- Given task:
Pictures in the records should not be copied, but every other part must be repeated exactly.

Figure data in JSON
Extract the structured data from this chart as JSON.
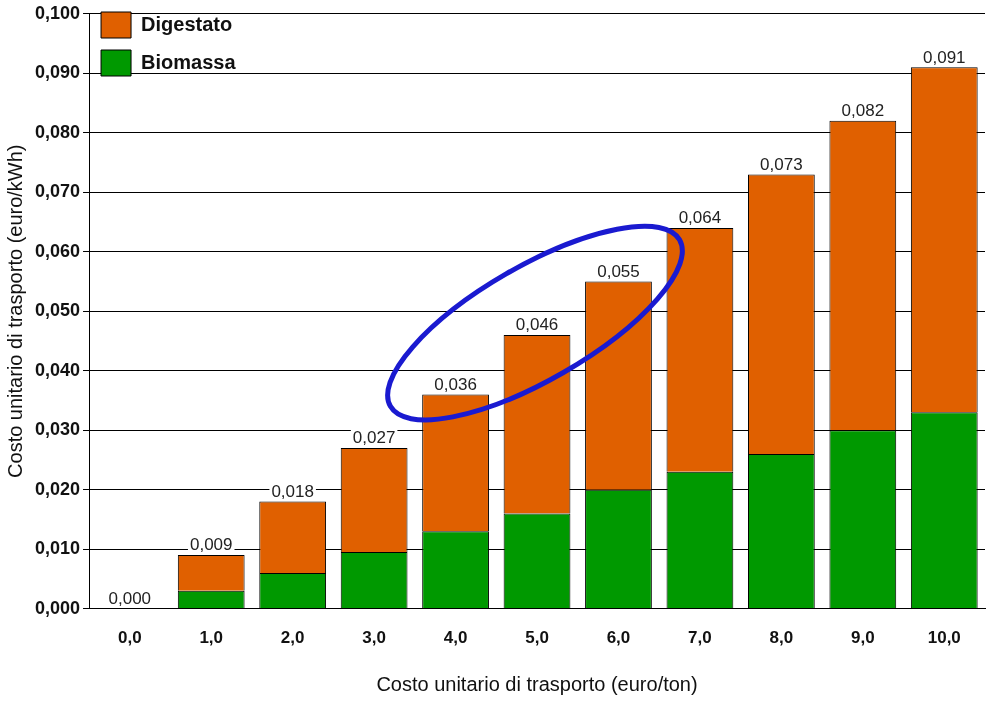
{
  "chart_data": {
    "type": "bar",
    "stacked": true,
    "xlabel": "Costo unitario di trasporto (euro/ton)",
    "ylabel": "Costo unitario di trasporto (euro/kWh)",
    "categories": [
      "0,0",
      "1,0",
      "2,0",
      "3,0",
      "4,0",
      "5,0",
      "6,0",
      "7,0",
      "8,0",
      "9,0",
      "10,0"
    ],
    "series": [
      {
        "name": "Biomassa",
        "color": "#009900",
        "values": [
          0,
          0.003,
          0.006,
          0.0095,
          0.013,
          0.016,
          0.02,
          0.023,
          0.026,
          0.03,
          0.033
        ]
      },
      {
        "name": "Digestato",
        "color": "#e06000",
        "values": [
          0,
          0.006,
          0.012,
          0.0175,
          0.023,
          0.03,
          0.035,
          0.041,
          0.047,
          0.052,
          0.058
        ]
      }
    ],
    "totals": [
      "0,000",
      "0,009",
      "0,018",
      "0,027",
      "0,036",
      "0,046",
      "0,055",
      "0,064",
      "0,073",
      "0,082",
      "0,091"
    ],
    "ylim": [
      0,
      0.1
    ],
    "yticks": [
      {
        "value": 0,
        "label": "0,000"
      },
      {
        "value": 0.01,
        "label": "0,010"
      },
      {
        "value": 0.02,
        "label": "0,020"
      },
      {
        "value": 0.03,
        "label": "0,030"
      },
      {
        "value": 0.04,
        "label": "0,040"
      },
      {
        "value": 0.05,
        "label": "0,050"
      },
      {
        "value": 0.06,
        "label": "0,060"
      },
      {
        "value": 0.07,
        "label": "0,070"
      },
      {
        "value": 0.08,
        "label": "0,080"
      },
      {
        "value": 0.09,
        "label": "0,090"
      },
      {
        "value": 0.1,
        "label": "0,100"
      }
    ],
    "grid": "y",
    "legend": "top left"
  }
}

- Complete answer:
Extract the structured data from this chart as JSON.
{
  "chart_data": {
    "type": "bar",
    "stacked": true,
    "xlabel": "Costo unitario di trasporto (euro/ton)",
    "ylabel": "Costo unitario di trasporto (euro/kWh)",
    "categories": [
      "0,0",
      "1,0",
      "2,0",
      "3,0",
      "4,0",
      "5,0",
      "6,0",
      "7,0",
      "8,0",
      "9,0",
      "10,0"
    ],
    "series": [
      {
        "name": "Biomassa",
        "color": "#009900",
        "values": [
          0,
          0.003,
          0.006,
          0.0095,
          0.013,
          0.016,
          0.02,
          0.023,
          0.026,
          0.03,
          0.033
        ]
      },
      {
        "name": "Digestato",
        "color": "#e06000",
        "values": [
          0,
          0.006,
          0.012,
          0.0175,
          0.023,
          0.03,
          0.035,
          0.041,
          0.047,
          0.052,
          0.058
        ]
      }
    ],
    "totals": [
      "0,000",
      "0,009",
      "0,018",
      "0,027",
      "0,036",
      "0,046",
      "0,055",
      "0,064",
      "0,073",
      "0,082",
      "0,091"
    ],
    "ylim": [
      0,
      0.1
    ],
    "yticks": [
      {
        "value": 0,
        "label": "0,000"
      },
      {
        "value": 0.01,
        "label": "0,010"
      },
      {
        "value": 0.02,
        "label": "0,020"
      },
      {
        "value": 0.03,
        "label": "0,030"
      },
      {
        "value": 0.04,
        "label": "0,040"
      },
      {
        "value": 0.05,
        "label": "0,050"
      },
      {
        "value": 0.06,
        "label": "0,060"
      },
      {
        "value": 0.07,
        "label": "0,070"
      },
      {
        "value": 0.08,
        "label": "0,080"
      },
      {
        "value": 0.09,
        "label": "0,090"
      },
      {
        "value": 0.1,
        "label": "0,100"
      }
    ],
    "grid": "y",
    "legend": "top left"
  }
}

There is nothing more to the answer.